— start Text excerpt —
Last night I was in our building early. Early enough to light the Chanukah candles before Shabbat. I put the candles in the menorah. I set the menorah on the stand with flowers someone had sent as a gift. I thought about Newtown. I lit the candles, from newest to oldest. I thought about HIllel. How do we increase our holiness, how do we increase our joy on days like this? I sang the blessings. It felt like an act of defiance. I sat in the first row, staring at the candles and I cried. Then I remembered other peoples’ words.

Today’s haftarah includes a description of the menorah in the HolyTemple. And the words of Zechariah, “Not by might, not by power but by spirit alone shall we all live in peace.” Last night we sang these words in English with music Debbie Friedman wrote. Our own young children helped to lead the hand motions. The children sang. The children dreamed And my tears fell. But the song is hopeful. Another song will rise.

Last night was our first Kabbalat Shabbat with instrumental music. Like Hillel and Shammai there is much debate about whether it is permissible of not, whether it is halacha or not. Now is not the time for debate. But I add this, posted to Facebook by a friend who is a cantor in the name of Leonard Bernstein: ‎”This will be our reply to violence: to make music more intensely, more beautifully, more devotedly than ever before.”

Yehuda Amichai, one of Israel’s best poets and no stranger to violence says this about the vision of Isaiah: “Don’t stop after beating the swords into plowshares, don’t stop!
Go on beating and make musical instruments out of them.
Whoever wants to make war again will have to turn them into plowshares first.”

Bob Dylan wondered and Peter, Paul and Mary sang in another time and place, asking what seem to me to be the right questions,
“How many times must a man look up
Before he can see the sky ?
Yes, how many ears must one man have
Before he can hear people cry ?
Yes, how many deaths will it take till he knows
That too many people have died ?
The answer my friend is blowin’ in the wind
The answer is blowin’ in the wind.”
— end Text excerpt —
● **Written problem 1**:
Answer these questions about the Chanukah reflection, one line each, marked as shown:
(a) In what order were the candles lit?
(b) Who wrote the music for the English version of Zechariah's words sung last night?
(c) In the words posted in Leonard Bernstein's name, what will be the reply to violence?
● **Written problem 2**: Please copy the listing lines word for word, starting at the first line of the listing and ending at the line that contains "1377, 121, 1389]", with both of those lines included.
— start Given data —
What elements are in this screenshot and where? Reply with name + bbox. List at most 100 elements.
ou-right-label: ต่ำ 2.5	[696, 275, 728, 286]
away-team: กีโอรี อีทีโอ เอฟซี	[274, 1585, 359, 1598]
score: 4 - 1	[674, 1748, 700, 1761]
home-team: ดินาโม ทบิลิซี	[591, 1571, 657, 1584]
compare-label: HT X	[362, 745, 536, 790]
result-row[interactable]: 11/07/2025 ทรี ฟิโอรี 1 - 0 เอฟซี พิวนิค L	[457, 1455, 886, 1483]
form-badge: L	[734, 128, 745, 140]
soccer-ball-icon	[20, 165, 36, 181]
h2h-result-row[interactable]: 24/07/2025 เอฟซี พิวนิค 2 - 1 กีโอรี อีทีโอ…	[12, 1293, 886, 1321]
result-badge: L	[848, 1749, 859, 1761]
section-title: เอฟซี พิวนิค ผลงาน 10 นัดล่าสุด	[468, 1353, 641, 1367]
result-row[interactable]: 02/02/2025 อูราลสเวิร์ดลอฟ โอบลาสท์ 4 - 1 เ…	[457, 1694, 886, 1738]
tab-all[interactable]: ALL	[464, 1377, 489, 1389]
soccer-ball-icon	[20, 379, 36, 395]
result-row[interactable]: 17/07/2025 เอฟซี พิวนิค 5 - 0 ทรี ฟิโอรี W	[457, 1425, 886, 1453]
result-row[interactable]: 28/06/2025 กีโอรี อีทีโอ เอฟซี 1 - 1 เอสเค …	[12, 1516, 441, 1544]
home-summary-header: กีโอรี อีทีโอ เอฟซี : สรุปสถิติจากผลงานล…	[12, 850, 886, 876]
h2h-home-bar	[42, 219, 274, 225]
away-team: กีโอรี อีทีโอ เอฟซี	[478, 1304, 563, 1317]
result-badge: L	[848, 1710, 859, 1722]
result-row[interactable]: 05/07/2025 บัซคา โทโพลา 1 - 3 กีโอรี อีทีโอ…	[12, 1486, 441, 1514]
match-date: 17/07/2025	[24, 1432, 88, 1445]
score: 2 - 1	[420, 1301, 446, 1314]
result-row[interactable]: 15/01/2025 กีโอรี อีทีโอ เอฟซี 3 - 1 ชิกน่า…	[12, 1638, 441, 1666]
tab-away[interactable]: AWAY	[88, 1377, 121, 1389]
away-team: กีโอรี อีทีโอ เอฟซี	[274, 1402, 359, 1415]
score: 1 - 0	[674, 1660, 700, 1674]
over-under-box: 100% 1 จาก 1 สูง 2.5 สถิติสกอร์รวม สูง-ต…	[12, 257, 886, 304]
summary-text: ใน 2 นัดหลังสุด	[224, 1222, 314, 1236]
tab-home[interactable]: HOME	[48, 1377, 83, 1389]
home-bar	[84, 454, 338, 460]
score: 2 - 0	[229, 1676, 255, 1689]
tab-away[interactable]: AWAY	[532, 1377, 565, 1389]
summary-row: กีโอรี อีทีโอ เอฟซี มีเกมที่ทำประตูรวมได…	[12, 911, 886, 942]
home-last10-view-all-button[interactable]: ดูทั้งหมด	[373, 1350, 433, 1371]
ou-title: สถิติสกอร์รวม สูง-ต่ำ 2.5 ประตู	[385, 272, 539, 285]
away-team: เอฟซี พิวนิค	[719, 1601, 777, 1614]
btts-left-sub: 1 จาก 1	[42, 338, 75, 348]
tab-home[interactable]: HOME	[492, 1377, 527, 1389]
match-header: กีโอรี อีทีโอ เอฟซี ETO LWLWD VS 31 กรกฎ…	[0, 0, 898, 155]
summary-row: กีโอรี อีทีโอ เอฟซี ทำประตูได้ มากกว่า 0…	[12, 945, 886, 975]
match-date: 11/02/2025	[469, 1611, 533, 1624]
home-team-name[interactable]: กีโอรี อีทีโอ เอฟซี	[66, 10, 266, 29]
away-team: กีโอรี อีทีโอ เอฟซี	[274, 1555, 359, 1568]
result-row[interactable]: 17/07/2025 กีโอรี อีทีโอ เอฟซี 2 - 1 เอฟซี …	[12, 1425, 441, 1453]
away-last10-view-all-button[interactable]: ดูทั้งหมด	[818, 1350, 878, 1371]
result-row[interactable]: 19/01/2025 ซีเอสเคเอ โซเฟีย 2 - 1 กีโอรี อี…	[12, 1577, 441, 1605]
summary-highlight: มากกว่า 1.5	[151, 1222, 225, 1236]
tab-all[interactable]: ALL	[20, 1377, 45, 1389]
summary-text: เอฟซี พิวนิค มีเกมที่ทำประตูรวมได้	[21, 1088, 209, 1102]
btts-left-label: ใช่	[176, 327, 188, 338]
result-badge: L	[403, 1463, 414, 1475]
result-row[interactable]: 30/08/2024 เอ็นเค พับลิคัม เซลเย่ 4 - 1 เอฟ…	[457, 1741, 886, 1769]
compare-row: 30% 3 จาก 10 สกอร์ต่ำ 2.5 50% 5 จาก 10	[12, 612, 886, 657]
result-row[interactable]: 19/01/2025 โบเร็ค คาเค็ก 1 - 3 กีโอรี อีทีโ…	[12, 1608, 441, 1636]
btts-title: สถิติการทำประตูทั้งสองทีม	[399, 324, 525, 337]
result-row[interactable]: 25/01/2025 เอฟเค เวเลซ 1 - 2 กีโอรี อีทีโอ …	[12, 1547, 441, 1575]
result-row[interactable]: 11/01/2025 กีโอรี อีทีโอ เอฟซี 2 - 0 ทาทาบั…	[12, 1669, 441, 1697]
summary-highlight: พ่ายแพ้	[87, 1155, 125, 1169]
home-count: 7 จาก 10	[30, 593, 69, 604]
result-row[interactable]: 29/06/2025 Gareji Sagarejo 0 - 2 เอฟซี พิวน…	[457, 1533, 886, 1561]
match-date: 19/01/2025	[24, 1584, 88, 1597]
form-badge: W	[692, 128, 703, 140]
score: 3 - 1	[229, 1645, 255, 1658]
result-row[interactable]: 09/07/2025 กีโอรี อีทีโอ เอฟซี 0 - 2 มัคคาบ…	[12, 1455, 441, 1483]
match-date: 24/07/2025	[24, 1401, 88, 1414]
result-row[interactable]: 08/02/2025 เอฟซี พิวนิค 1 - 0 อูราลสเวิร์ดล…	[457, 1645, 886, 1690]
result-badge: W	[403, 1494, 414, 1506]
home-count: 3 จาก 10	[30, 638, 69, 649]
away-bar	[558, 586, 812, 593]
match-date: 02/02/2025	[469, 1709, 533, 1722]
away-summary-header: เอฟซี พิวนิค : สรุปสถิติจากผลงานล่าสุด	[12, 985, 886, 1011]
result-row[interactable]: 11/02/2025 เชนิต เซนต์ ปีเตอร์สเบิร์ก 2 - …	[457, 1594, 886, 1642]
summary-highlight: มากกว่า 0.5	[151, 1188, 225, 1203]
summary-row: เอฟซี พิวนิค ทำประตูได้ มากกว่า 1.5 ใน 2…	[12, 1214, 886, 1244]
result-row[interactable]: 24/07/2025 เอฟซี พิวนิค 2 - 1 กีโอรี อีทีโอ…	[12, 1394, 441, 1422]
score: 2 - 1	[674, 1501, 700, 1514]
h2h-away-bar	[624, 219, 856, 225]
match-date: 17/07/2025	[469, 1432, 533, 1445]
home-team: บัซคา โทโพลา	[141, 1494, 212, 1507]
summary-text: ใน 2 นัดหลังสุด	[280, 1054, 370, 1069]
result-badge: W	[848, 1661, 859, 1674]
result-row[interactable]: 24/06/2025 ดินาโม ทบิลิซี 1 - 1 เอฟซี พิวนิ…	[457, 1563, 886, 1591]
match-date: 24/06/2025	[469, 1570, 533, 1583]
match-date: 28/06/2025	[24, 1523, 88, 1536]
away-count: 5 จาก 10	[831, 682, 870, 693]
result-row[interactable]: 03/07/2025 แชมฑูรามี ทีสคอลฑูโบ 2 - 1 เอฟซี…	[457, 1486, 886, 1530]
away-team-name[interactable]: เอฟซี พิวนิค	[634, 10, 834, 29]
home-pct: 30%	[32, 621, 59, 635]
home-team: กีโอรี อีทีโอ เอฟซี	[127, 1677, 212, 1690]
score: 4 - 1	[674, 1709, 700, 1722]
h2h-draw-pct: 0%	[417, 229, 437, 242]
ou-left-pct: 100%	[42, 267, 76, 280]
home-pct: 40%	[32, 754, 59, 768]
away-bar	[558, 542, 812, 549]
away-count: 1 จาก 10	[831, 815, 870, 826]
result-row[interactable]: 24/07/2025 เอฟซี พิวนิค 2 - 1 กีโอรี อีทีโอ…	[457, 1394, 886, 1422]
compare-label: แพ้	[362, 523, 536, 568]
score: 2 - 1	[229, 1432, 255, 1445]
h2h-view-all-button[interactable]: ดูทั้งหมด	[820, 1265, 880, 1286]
— end Given data —
● **Task output 1**:
(a) From newest to oldest.
(b) Debbie Friedman.
(c) To make music more intensely, more beautifully, more devotedly than ever before.

● **Task output 2**:
What elements are in this screenshot and where? Reply with name + bbox. List at most 100 elements.
ou-right-label: ต่ำ 2.5	[696, 275, 728, 286]
away-team: กีโอรี อีทีโอ เอฟซี	[274, 1585, 359, 1598]
score: 4 - 1	[674, 1748, 700, 1761]
home-team: ดินาโม ทบิลิซี	[591, 1571, 657, 1584]
compare-label: HT X	[362, 745, 536, 790]
result-row[interactable]: 11/07/2025 ทรี ฟิโอรี 1 - 0 เอฟซี พิวนิค L	[457, 1455, 886, 1483]
form-badge: L	[734, 128, 745, 140]
soccer-ball-icon	[20, 165, 36, 181]
h2h-result-row[interactable]: 24/07/2025 เอฟซี พิวนิค 2 - 1 กีโอรี อีทีโอ…	[12, 1293, 886, 1321]
result-badge: L	[848, 1749, 859, 1761]
section-title: เอฟซี พิวนิค ผลงาน 10 นัดล่าสุด	[468, 1353, 641, 1367]
result-row[interactable]: 02/02/2025 อูราลสเวิร์ดลอฟ โอบลาสท์ 4 - 1 เ…	[457, 1694, 886, 1738]
tab-all[interactable]: ALL	[464, 1377, 489, 1389]
soccer-ball-icon	[20, 379, 36, 395]
result-row[interactable]: 17/07/2025 เอฟซี พิวนิค 5 - 0 ทรี ฟิโอรี W	[457, 1425, 886, 1453]
result-row[interactable]: 28/06/2025 กีโอรี อีทีโอ เอฟซี 1 - 1 เอสเค …	[12, 1516, 441, 1544]
home-summary-header: กีโอรี อีทีโอ เอฟซี : สรุปสถิติจากผลงานล…	[12, 850, 886, 876]
h2h-home-bar	[42, 219, 274, 225]
away-team: กีโอรี อีทีโอ เอฟซี	[478, 1304, 563, 1317]
result-badge: L	[848, 1710, 859, 1722]
result-row[interactable]: 05/07/2025 บัซคา โทโพลา 1 - 3 กีโอรี อีทีโอ…	[12, 1486, 441, 1514]
match-date: 17/07/2025	[24, 1432, 88, 1445]
score: 2 - 1	[420, 1301, 446, 1314]
result-row[interactable]: 15/01/2025 กีโอรี อีทีโอ เอฟซี 3 - 1 ชิกน่า…	[12, 1638, 441, 1666]
tab-away[interactable]: AWAY	[88, 1377, 121, 1389]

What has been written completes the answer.